### Material to process
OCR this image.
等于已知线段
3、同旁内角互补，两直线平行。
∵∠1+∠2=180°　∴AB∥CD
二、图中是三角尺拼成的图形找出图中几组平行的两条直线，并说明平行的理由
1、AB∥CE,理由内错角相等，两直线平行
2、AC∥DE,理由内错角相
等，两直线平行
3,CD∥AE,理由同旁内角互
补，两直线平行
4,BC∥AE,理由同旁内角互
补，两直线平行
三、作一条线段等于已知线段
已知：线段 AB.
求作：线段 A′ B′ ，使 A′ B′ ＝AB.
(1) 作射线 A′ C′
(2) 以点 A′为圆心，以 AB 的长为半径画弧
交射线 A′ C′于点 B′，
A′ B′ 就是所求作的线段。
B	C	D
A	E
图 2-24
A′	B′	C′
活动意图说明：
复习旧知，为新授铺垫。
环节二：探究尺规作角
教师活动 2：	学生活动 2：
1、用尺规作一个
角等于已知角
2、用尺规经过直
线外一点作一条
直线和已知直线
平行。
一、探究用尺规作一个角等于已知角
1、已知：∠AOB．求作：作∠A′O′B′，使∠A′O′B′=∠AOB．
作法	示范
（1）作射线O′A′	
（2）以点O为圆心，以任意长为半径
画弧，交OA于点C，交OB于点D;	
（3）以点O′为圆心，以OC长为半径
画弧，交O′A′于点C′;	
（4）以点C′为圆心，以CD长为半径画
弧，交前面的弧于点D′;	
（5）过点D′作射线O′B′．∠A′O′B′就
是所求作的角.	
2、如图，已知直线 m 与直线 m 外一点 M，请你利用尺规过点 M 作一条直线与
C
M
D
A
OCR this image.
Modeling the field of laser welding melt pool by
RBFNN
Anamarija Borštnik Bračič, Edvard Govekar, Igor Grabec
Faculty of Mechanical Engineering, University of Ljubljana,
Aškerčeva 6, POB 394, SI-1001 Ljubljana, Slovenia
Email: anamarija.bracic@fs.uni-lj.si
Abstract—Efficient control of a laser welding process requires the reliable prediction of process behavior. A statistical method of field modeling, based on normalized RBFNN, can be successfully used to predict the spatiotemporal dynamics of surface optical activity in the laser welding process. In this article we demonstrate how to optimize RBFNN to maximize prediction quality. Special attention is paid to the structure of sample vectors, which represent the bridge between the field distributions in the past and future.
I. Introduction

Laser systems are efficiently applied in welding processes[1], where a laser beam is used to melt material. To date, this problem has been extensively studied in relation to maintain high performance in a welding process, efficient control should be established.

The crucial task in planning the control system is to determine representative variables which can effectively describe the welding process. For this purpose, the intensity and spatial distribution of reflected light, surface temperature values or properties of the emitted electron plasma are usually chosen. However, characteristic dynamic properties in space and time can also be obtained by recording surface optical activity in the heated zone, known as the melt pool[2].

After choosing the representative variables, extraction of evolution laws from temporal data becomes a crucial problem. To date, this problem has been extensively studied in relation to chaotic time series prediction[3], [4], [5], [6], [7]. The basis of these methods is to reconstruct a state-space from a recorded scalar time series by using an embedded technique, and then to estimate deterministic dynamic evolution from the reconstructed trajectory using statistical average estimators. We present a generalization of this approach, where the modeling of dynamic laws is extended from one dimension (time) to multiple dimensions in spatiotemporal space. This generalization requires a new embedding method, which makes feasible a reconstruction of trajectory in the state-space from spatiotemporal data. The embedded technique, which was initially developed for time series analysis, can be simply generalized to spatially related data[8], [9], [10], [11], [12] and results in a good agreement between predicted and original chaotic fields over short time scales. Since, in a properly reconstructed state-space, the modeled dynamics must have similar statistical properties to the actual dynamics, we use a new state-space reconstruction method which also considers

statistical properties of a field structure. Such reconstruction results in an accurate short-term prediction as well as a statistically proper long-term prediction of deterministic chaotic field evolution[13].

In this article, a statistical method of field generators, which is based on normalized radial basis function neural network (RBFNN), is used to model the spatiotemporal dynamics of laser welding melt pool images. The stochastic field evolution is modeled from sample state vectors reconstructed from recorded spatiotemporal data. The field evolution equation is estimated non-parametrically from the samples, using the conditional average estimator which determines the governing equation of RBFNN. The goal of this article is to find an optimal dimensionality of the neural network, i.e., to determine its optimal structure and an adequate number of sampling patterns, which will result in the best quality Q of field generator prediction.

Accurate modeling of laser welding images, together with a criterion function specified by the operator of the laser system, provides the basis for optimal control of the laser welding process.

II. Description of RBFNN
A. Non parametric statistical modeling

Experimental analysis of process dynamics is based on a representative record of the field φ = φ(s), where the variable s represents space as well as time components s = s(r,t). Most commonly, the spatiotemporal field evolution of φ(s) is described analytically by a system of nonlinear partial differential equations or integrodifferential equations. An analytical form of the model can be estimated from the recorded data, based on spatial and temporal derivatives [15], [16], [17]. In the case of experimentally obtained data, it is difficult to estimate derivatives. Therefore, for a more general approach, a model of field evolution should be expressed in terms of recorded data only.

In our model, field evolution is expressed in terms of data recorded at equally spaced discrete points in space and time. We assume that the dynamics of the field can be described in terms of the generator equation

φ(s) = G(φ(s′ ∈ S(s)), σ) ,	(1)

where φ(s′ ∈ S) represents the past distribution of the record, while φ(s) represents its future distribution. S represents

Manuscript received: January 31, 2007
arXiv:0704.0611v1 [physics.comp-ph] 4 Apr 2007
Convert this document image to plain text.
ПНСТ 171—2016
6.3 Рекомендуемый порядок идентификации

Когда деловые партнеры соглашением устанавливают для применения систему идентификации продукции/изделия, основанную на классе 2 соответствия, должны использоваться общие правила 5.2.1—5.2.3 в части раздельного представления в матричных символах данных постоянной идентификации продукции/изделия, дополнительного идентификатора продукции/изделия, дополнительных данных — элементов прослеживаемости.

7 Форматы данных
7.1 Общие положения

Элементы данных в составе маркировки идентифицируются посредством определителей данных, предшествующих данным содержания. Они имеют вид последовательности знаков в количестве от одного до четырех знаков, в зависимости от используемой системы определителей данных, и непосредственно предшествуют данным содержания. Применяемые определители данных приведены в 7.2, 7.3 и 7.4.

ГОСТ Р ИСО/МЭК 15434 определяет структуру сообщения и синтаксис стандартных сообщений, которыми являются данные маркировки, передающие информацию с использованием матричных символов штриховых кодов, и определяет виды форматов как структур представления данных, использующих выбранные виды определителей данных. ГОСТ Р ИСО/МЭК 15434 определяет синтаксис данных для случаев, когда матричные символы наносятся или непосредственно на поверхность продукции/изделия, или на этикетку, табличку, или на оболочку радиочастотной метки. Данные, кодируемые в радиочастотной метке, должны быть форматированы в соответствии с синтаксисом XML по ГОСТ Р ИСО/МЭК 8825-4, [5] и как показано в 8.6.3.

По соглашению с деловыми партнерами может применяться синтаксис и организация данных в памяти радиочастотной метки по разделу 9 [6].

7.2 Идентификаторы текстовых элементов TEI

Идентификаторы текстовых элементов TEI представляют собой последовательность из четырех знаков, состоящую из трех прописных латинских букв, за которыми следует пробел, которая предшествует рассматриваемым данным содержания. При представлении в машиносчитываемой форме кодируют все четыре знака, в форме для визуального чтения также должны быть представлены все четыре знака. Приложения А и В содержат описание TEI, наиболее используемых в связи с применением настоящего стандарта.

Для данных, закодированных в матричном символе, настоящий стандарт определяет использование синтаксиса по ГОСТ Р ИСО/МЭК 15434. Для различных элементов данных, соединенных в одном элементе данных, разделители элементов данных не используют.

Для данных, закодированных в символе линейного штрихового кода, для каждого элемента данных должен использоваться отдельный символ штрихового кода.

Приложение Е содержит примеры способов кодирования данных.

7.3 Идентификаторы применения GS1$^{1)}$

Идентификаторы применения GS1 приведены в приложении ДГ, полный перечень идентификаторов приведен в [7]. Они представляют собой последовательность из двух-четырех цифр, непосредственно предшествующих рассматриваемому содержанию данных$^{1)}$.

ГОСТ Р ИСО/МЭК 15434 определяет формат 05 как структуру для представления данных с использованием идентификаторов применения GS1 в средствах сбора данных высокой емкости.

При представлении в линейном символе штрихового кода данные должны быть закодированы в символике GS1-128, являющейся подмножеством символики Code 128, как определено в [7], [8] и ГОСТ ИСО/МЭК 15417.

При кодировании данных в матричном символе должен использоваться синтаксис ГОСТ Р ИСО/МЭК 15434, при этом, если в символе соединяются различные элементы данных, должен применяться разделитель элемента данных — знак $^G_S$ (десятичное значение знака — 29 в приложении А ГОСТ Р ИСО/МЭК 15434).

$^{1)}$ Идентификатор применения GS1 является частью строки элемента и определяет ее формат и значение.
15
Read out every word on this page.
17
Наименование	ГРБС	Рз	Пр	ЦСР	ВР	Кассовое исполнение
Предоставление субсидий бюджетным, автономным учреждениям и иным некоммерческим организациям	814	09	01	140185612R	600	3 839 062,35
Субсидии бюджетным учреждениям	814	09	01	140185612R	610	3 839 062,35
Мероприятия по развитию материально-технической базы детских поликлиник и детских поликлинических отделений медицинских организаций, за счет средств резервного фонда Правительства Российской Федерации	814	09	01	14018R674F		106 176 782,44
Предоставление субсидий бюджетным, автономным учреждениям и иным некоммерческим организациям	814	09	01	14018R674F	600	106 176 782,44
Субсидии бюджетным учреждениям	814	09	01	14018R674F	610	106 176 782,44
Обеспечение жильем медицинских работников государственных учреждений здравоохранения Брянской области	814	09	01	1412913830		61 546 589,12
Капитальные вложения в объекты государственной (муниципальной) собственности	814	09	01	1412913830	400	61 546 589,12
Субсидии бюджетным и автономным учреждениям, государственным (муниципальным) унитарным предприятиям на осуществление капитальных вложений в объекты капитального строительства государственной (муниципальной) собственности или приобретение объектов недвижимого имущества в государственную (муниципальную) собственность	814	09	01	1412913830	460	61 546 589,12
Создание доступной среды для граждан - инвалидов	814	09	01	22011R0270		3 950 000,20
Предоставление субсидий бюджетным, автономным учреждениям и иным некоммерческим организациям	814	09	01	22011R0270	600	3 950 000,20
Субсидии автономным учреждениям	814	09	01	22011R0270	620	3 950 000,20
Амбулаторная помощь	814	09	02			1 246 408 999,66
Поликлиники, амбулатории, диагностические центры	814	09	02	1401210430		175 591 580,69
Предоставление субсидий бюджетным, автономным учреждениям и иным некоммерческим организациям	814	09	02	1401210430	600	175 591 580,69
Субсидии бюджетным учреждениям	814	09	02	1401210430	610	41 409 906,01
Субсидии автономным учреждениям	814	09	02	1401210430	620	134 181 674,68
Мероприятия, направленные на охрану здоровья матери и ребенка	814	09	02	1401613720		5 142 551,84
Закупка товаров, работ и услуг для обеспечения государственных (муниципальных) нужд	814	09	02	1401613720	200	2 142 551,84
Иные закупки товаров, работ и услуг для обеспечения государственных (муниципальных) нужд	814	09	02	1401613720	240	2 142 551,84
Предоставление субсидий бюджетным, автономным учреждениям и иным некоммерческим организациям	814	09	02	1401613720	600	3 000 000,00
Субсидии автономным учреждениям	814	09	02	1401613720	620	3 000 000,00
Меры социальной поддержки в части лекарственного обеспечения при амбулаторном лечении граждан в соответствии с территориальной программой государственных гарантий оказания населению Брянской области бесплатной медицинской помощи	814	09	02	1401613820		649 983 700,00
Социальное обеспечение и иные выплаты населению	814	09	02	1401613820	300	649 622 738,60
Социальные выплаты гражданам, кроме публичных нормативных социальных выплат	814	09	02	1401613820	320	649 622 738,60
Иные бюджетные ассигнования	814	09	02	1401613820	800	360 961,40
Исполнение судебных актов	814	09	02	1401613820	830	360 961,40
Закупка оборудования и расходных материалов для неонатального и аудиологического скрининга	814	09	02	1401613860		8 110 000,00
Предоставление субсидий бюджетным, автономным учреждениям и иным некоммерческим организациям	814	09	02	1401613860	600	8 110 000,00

### What needs to be done
Select every line in the material above where the string "estimated" occurs, and copy it.

### Correct result
In this article, a statistical method of field generators, which is based on normalized radial basis function neural network (RBFNN), is used to model the spatiotemporal dynamics of laser welding melt pool images. The stochastic field evolution is modeled from sample state vectors reconstructed from recorded spatiotemporal data. The field evolution equation is estimated non-parametrically from the samples, using the conditional average estimator which determines the governing equation of RBFNN. The goal of this article is to find an optimal dimensionality of the neural network, i.e., to determine its optimal structure and an adequate number of sampling patterns, which will result in the best quality Q of field generator prediction.
Experimental analysis of process dynamics is based on a representative record of the field φ = φ(s), where the variable s represents space as well as time components s = s(r,t). Most commonly, the spatiotemporal field evolution of φ(s) is described analytically by a system of nonlinear partial differential equations or integrodifferential equations. An analytical form of the model can be estimated from the recorded data, based on spatial and temporal derivatives [15], [16], [17]. In the case of experimentally obtained data, it is difficult to estimate derivatives. Therefore, for a more general approach, a model of field evolution should be expressed in terms of recorded data only.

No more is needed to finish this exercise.